__QUOTED PASSAGE__
— begin —
Uncool at any speed

Nuisance riders to be banned from RT, maybe.

Nuisance riders to be banned from RT, maybe.

Some cities are trying to ban them. The Sacramento City Council can’t get enough of them.

City rules prohibit the construction of new digital billboards anywhere in town. This is too bad for companies like Clear Channel Outdoor, which have been scoping out a few city-owned parcels for its potential to display the monolithic slabs of ads.

“The city’s sign code limits our ability to tap this potential,” said Tom Zeidner, senior project manager with the city’s Economic Development Department.

Sure, driving by the digital billboard at Cal Expo at night feels like trying to outrun the mothership. A newer sign near Sacramento State is easier on the eyes—but Bites wouldn’t call it an improvement to the view. (Each of these are on state property, not subject to city rules.)
— end —
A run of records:
— begin —
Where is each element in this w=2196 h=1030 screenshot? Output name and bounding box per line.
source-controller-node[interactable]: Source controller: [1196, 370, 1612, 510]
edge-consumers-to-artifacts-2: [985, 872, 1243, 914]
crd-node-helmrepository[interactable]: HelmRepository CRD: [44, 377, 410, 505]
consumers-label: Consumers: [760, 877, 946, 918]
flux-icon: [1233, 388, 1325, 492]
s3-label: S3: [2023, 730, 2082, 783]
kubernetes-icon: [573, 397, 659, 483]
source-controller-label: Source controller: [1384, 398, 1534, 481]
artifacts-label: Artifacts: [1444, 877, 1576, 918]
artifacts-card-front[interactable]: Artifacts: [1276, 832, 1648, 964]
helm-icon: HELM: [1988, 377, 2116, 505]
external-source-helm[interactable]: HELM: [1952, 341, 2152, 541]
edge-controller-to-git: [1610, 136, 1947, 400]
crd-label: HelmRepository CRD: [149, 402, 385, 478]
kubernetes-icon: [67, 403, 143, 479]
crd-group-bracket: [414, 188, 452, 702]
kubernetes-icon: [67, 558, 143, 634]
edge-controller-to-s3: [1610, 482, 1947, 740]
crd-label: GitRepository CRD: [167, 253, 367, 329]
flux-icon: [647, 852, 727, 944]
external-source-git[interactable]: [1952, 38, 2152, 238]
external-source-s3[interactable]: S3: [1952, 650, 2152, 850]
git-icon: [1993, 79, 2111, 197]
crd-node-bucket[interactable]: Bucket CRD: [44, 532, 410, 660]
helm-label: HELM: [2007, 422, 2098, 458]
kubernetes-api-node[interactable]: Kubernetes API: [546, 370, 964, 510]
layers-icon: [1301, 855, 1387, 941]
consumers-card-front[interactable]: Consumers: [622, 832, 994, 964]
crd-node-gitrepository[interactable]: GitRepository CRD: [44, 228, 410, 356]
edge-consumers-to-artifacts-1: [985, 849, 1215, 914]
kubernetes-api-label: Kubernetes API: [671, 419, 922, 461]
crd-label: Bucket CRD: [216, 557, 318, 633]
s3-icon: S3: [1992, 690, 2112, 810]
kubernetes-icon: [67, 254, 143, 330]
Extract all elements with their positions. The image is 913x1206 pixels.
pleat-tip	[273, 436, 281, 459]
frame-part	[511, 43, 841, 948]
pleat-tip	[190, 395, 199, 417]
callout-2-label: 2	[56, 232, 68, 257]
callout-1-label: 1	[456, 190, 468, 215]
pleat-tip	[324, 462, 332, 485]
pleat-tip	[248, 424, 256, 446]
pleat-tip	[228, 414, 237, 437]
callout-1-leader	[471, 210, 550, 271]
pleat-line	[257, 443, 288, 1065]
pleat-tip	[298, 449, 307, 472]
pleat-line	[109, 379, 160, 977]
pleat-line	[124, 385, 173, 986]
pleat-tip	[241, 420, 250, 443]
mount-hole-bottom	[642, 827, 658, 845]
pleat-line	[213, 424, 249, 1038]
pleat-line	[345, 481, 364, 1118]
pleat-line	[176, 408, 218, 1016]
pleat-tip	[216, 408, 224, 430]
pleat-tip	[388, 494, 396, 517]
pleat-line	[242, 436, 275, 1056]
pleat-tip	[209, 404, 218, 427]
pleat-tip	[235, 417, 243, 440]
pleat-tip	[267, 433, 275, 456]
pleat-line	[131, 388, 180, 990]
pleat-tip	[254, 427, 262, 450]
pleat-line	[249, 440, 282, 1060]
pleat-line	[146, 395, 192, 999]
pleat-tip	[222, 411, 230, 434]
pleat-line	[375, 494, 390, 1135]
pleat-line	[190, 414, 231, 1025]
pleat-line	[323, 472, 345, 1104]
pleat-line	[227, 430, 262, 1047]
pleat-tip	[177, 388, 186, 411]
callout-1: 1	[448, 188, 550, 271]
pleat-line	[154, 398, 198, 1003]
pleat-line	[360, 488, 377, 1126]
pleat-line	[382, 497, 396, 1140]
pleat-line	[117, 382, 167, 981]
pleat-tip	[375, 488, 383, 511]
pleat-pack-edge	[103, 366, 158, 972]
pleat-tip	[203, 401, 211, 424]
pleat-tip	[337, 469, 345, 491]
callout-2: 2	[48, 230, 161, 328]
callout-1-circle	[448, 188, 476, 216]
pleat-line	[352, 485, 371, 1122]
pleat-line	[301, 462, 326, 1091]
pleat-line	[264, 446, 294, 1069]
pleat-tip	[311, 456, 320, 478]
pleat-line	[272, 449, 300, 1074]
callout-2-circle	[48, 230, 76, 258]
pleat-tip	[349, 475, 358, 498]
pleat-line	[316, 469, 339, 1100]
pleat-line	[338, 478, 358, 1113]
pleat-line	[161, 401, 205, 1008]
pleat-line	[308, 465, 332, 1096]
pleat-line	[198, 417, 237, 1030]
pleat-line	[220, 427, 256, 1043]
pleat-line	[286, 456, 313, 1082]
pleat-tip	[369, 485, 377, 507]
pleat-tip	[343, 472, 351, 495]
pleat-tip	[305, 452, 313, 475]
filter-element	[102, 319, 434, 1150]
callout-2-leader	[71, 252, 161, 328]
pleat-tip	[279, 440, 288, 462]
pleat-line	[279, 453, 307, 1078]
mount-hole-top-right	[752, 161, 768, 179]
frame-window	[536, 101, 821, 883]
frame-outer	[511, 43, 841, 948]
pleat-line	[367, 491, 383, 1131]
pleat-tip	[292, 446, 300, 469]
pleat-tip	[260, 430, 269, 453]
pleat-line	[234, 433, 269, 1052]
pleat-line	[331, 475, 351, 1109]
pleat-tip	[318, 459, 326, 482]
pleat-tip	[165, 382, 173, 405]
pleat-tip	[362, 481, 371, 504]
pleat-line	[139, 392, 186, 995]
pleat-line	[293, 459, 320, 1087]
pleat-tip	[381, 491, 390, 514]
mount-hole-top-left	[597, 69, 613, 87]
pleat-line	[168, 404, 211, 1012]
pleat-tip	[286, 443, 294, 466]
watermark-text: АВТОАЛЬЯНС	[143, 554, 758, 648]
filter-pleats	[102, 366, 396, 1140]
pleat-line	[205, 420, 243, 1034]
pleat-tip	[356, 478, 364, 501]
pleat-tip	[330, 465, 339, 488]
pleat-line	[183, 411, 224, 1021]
— end —
__EXERCISE INSTRUCTIONS__
**A)** Answer these about the billboard piece:
(i) Which city department does Tom Zeidner work in?
(ii) Where is the digital billboard that feels like trying to outrun the mothership at night?
(iii) What do city rules prohibit anywhere in town?
**B)** Repeat the billboard piece word for word, everything from "Some cities are" down to "Economic Development Department.".
**C)** Carry on writing the billboard piece, starting after its last sentence.
The rows have nothing to do with this.

__ANSWERS TO EACH TASK__
**A)**
(i) The Economic Development Department.
(ii) At Cal Expo.
(iii) The construction of new digital billboards.

**B)**
Some cities are trying to ban them. The Sacramento City Council can’t get enough of them.

City rules prohibit the construction of new digital billboards anywhere in town. This is too bad for companies like Clear Channel Outdoor, which have been scoping out a few city-owned parcels for its potential to display the monolithic slabs of ads.

“The city’s sign code limits our ability to tap this potential,” said Tom Zeidner, senior project manager with the city’s Economic Development Department.

**C)**
Nonetheless, the Sacramento City Council decided last week to enter into exclusive negotiations with Clear Channel, to hammer out a lease deal allowing three new digital billboards onto city property. The staff will come back with a specific proposal within four months.

One site would be at the Mel Rapton Honda dealership next to the Haggin Oaks golf course, near Interstate 80 and Fulton Avenue, another at I-80 and Northgate Boulevard in North Natomas, and a third at I-5 near Richards Boulevard.

Clear Channel will be required to take down a yet-to-be-determined number of its regular billboards, in order to reduce commercial clutter.

And Zeidner said the company will use state-of-the-art LED technology, so the signs won’t be as ugly as the one at Cal Expo. Instead, they’ll be state-of-the-art ugly.

So what will the city get for selling off its airspace? Who knows? Zeidner wouldn’t reveal what the city is asking. The three static billboards owned by CBS Outdoor at Sutter’s Landing (I-80 at the old city landfill), are earning the city of Sacramento $1.25 million every three years.

But some cities have been less welcoming to the garish giants. Just last week, the city council in El Paso, Texas, voted to place a moratorium on the signs, pending a federal study on the safety risks they pose to easily distracted drivers. And at the beginning of August, the Los Angeles City Council approved an outright ban on new digital billboard erections.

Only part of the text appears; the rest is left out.